:: Aim ::
Write out the listing below again, precisely as it is given.

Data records
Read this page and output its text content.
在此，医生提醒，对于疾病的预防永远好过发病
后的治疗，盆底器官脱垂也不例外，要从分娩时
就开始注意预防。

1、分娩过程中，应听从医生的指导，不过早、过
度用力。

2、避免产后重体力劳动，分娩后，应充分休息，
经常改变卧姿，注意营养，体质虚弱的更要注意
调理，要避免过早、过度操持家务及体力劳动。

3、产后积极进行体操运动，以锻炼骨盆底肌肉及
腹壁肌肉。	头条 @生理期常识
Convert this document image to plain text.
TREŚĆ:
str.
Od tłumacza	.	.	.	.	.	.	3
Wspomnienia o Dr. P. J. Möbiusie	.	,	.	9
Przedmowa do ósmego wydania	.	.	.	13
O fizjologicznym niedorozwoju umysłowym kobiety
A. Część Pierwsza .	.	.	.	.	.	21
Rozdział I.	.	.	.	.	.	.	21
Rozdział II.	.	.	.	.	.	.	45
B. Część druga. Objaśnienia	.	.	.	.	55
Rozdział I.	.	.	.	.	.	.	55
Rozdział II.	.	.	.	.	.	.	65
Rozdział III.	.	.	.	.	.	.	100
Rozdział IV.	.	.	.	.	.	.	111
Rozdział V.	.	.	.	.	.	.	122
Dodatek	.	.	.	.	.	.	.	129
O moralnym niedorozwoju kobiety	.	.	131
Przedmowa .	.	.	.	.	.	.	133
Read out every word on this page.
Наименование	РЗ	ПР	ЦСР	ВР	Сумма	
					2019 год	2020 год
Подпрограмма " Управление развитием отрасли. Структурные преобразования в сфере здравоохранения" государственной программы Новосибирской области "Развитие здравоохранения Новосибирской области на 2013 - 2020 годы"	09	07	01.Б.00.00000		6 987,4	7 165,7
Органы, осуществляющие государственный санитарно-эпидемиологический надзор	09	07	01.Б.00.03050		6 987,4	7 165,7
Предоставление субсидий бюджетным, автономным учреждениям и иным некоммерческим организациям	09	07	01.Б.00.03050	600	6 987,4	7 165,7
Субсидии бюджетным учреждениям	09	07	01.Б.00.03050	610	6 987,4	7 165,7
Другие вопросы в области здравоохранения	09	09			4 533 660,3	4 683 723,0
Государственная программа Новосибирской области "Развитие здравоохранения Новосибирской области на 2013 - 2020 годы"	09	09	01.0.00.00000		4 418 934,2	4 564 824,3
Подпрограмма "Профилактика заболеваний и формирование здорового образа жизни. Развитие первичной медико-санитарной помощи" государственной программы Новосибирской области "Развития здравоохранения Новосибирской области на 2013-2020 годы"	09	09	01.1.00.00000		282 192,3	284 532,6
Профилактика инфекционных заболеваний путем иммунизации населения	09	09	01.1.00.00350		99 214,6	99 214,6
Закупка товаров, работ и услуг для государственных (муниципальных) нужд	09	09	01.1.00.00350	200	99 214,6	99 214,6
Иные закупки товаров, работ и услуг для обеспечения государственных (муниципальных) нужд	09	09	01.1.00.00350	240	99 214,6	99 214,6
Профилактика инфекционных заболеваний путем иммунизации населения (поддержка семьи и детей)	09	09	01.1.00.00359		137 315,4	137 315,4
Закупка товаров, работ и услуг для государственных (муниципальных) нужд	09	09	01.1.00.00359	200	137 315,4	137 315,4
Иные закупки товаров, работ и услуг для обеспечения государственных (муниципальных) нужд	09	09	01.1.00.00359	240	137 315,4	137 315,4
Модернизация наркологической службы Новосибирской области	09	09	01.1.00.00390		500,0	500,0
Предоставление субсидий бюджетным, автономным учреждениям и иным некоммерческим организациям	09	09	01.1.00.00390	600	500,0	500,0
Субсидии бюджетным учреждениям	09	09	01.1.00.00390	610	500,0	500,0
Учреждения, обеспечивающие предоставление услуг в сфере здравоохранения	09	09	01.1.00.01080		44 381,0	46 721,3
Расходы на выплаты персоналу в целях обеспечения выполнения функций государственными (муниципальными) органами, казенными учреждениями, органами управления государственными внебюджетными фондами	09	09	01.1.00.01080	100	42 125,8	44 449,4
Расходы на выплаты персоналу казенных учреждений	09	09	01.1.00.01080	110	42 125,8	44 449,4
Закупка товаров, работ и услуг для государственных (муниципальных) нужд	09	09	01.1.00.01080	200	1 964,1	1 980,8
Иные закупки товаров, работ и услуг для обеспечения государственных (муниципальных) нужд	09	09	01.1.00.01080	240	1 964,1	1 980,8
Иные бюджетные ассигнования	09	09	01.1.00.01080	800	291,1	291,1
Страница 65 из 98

:: Result of this exercise ::
Read this page and output its text content.
在此，医生提醒，对于疾病的预防永远好过发病
后的治疗，盆底器官脱垂也不例外，要从分娩时
就开始注意预防。

1、分娩过程中，应听从医生的指导，不过早、过
度用力。

2、避免产后重体力劳动，分娩后，应充分休息，
经常改变卧姿，注意营养，体质虚弱的更要注意
调理，要避免过早、过度操持家务及体力劳动。

3、产后积极进行体操运动，以锻炼骨盆底肌肉及
腹壁肌肉。	头条 @生理期常识
Convert this document image to plain text.
TREŚĆ:
str.
Od tłumacza	.	.	.	.	.	.	3
Wspomnienia o Dr. P. J. Möbiusie	.	,	.	9
Przedmowa do ósmego wydania	.	.	.	13
O fizjologicznym niedorozwoju umysłowym kobiety
A. Część Pierwsza .	.	.	.	.	.	21
Rozdział I.	.	.	.	.	.	.	21
Rozdział II.	.	.	.	.	.	.	45
B. Część druga. Objaśnienia	.	.	.	.	55
Rozdział I.	.	.	.	.	.	.	55
Rozdział II.	.	.	.	.	.	.	65
Rozdział III.	.	.	.	.	.	.	100
Rozdział IV.	.	.	.	.	.	.	111
Rozdział V.	.	.	.	.	.	.	122
Dodatek	.	.	.	.	.	.	.	129
O moralnym niedorozwoju kobiety	.	.	131
Przedmowa .	.	.	.	.	.	.	133
Read out every word on this page.
Наименование	РЗ	ПР	ЦСР	ВР	Сумма	
					2019 год	2020 год
Подпрограмма " Управление развитием отрасли. Структурные преобразования в сфере здравоохранения" государственной программы Новосибирской области "Развитие здравоохранения Новосибирской области на 2013 - 2020 годы"	09	07	01.Б.00.00000		6 987,4	7 165,7
Органы, осуществляющие государственный санитарно-эпидемиологический надзор	09	07	01.Б.00.03050		6 987,4	7 165,7
Предоставление субсидий бюджетным, автономным учреждениям и иным некоммерческим организациям	09	07	01.Б.00.03050	600	6 987,4	7 165,7
Субсидии бюджетным учреждениям	09	07	01.Б.00.03050	610	6 987,4	7 165,7
Другие вопросы в области здравоохранения	09	09			4 533 660,3	4 683 723,0
Государственная программа Новосибирской области "Развитие здравоохранения Новосибирской области на 2013 - 2020 годы"	09	09	01.0.00.00000		4 418 934,2	4 564 824,3
Подпрограмма "Профилактика заболеваний и формирование здорового образа жизни. Развитие первичной медико-санитарной помощи" государственной программы Новосибирской области "Развития здравоохранения Новосибирской области на 2013-2020 годы"	09	09	01.1.00.00000		282 192,3	284 532,6
Профилактика инфекционных заболеваний путем иммунизации населения	09	09	01.1.00.00350		99 214,6	99 214,6
Закупка товаров, работ и услуг для государственных (муниципальных) нужд	09	09	01.1.00.00350	200	99 214,6	99 214,6
Иные закупки товаров, работ и услуг для обеспечения государственных (муниципальных) нужд	09	09	01.1.00.00350	240	99 214,6	99 214,6
Профилактика инфекционных заболеваний путем иммунизации населения (поддержка семьи и детей)	09	09	01.1.00.00359		137 315,4	137 315,4
Закупка товаров, работ и услуг для государственных (муниципальных) нужд	09	09	01.1.00.00359	200	137 315,4	137 315,4
Иные закупки товаров, работ и услуг для обеспечения государственных (муниципальных) нужд	09	09	01.1.00.00359	240	137 315,4	137 315,4
Модернизация наркологической службы Новосибирской области	09	09	01.1.00.00390		500,0	500,0
Предоставление субсидий бюджетным, автономным учреждениям и иным некоммерческим организациям	09	09	01.1.00.00390	600	500,0	500,0
Субсидии бюджетным учреждениям	09	09	01.1.00.00390	610	500,0	500,0
Учреждения, обеспечивающие предоставление услуг в сфере здравоохранения	09	09	01.1.00.01080		44 381,0	46 721,3
Расходы на выплаты персоналу в целях обеспечения выполнения функций государственными (муниципальными) органами, казенными учреждениями, органами управления государственными внебюджетными фондами	09	09	01.1.00.01080	100	42 125,8	44 449,4
Расходы на выплаты персоналу казенных учреждений	09	09	01.1.00.01080	110	42 125,8	44 449,4
Закупка товаров, работ и услуг для государственных (муниципальных) нужд	09	09	01.1.00.01080	200	1 964,1	1 980,8
Иные закупки товаров, работ и услуг для обеспечения государственных (муниципальных) нужд	09	09	01.1.00.01080	240	1 964,1	1 980,8
Иные бюджетные ассигнования	09	09	01.1.00.01080	800	291,1	291,1
Страница 65 из 98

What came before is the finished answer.